Isolate every line in the records below with "Forecast" in it.

— Start of Provided material —

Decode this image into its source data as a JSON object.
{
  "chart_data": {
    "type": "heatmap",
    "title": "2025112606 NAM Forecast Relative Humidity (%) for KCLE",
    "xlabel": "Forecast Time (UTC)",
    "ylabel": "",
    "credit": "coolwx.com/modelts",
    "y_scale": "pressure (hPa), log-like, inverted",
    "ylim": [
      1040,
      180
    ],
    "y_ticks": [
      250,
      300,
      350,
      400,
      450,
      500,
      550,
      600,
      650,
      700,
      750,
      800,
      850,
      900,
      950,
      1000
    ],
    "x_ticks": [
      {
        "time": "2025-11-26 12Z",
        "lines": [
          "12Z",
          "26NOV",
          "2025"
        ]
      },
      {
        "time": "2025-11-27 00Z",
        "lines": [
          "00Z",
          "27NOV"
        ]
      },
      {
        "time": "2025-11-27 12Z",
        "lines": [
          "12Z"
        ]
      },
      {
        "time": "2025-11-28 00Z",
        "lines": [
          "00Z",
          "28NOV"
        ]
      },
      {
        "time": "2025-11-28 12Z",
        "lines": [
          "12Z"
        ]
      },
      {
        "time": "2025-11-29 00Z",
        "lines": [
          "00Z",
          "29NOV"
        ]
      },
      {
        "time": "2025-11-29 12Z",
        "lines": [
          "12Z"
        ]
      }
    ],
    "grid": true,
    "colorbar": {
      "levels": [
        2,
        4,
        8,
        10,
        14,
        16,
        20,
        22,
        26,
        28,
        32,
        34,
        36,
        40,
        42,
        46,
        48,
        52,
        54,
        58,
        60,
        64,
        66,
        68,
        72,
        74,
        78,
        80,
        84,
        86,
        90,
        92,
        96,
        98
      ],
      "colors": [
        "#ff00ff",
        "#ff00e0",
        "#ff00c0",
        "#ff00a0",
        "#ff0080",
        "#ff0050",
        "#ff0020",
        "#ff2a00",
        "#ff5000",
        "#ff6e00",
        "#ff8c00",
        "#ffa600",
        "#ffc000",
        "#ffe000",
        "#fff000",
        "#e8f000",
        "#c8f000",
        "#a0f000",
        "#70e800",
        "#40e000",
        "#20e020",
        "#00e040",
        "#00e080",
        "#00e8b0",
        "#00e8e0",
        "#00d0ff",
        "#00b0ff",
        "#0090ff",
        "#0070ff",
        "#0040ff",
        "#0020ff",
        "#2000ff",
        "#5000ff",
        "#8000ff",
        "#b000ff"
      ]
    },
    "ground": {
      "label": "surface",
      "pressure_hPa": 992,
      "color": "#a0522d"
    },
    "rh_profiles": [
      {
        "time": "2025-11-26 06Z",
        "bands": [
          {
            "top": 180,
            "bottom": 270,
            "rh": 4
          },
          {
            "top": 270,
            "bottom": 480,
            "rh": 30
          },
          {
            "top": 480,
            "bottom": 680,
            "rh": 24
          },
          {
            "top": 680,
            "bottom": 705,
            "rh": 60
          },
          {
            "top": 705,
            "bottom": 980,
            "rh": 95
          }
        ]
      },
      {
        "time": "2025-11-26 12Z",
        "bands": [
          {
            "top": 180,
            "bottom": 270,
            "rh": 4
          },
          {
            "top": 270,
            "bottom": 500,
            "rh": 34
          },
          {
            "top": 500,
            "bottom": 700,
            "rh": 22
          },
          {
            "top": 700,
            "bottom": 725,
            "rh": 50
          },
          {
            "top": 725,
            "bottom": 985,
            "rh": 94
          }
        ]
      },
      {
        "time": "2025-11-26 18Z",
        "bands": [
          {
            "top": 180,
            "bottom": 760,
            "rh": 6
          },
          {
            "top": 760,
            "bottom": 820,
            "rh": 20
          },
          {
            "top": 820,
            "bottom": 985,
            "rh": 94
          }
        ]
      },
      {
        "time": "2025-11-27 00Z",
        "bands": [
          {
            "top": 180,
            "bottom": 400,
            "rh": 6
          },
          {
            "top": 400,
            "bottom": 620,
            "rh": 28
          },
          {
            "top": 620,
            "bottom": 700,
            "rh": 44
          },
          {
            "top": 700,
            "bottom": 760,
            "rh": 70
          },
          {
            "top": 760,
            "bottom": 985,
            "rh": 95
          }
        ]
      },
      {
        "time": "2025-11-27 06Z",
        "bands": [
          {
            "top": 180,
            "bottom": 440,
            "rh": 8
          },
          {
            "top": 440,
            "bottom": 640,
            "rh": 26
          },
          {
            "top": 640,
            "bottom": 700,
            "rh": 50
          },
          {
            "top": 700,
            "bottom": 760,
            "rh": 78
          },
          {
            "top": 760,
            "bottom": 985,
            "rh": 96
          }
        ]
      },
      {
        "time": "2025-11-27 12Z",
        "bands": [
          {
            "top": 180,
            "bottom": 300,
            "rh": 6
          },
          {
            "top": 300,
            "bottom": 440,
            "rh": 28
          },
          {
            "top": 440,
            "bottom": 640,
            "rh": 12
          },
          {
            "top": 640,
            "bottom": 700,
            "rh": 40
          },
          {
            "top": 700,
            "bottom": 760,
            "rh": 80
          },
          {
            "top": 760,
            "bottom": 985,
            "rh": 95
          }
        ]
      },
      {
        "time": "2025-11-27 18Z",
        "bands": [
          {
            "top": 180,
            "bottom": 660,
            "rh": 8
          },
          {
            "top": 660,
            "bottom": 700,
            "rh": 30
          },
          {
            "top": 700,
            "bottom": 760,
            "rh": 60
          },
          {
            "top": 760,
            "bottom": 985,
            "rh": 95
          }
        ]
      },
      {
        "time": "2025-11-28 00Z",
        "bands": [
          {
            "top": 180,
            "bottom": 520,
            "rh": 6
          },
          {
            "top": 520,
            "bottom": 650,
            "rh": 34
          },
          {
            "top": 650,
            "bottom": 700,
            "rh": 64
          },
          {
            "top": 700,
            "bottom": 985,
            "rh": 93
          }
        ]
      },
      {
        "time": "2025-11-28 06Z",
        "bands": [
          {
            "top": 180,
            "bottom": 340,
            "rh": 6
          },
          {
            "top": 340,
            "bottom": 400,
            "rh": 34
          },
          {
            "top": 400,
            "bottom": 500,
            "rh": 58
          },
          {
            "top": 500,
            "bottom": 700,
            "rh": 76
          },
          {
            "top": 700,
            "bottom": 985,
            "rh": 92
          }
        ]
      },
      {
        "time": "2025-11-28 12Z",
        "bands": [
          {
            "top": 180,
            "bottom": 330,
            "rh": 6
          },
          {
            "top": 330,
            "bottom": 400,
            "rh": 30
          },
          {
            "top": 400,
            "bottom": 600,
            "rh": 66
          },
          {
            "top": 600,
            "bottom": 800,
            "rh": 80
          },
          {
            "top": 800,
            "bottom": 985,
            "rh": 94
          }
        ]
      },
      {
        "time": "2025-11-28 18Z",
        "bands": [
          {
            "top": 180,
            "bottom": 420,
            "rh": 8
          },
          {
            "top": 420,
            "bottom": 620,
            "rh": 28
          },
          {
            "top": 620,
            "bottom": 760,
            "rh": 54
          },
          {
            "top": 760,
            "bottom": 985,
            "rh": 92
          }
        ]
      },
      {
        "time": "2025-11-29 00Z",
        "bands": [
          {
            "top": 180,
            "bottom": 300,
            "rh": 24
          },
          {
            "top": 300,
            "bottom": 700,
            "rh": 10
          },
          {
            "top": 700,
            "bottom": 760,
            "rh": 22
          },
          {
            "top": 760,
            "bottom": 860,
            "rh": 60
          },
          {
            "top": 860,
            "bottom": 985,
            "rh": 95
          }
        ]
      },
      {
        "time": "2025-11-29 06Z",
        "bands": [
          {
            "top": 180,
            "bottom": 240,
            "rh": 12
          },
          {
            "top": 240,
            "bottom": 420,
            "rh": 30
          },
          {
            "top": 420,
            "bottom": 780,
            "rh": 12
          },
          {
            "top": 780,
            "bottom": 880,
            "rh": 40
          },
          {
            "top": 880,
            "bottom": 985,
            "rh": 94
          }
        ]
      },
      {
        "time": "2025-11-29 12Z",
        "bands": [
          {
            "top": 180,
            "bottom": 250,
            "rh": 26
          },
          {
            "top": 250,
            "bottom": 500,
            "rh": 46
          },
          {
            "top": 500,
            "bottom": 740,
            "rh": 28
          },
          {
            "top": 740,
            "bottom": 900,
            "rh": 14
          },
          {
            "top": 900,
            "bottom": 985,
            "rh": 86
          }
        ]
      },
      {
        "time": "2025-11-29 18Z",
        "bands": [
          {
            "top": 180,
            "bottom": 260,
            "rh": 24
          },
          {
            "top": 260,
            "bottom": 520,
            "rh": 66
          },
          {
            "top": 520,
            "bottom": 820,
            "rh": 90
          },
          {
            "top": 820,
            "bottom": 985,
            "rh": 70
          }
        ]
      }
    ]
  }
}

— End of Provided material —

Problem solution:
    "title": "2025112606 NAM Forecast Relative Humidity (%) for KCLE",
    "xlabel": "Forecast Time (UTC)",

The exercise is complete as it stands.